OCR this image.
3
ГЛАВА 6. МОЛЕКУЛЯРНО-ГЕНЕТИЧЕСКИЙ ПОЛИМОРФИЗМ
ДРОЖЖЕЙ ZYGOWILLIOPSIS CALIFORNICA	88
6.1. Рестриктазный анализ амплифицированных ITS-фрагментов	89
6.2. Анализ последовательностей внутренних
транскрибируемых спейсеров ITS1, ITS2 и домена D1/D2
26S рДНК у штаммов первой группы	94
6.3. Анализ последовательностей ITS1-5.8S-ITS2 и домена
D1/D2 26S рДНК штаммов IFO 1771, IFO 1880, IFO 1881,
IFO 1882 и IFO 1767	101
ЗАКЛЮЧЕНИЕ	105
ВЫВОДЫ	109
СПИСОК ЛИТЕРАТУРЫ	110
* * * *
All of the material must be reproduced exactly.

OCR this image.
3
ГЛАВА 6. МОЛЕКУЛЯРНО-ГЕНЕТИЧЕСКИЙ ПОЛИМОРФИЗМ
ДРОЖЖЕЙ ZYGOWILLIOPSIS CALIFORNICA	88
6.1. Рестриктазный анализ амплифицированных ITS-фрагментов	89
6.2. Анализ последовательностей внутренних
транскрибируемых спейсеров ITS1, ITS2 и домена D1/D2
26S рДНК у штаммов первой группы	94
6.3. Анализ последовательностей ITS1-5.8S-ITS2 и домена
D1/D2 26S рДНК штаммов IFO 1771, IFO 1880, IFO 1881,
IFO 1882 и IFO 1767	101
ЗАКЛЮЧЕНИЕ	105
ВЫВОДЫ	109
СПИСОК ЛИТЕРАТУРЫ	110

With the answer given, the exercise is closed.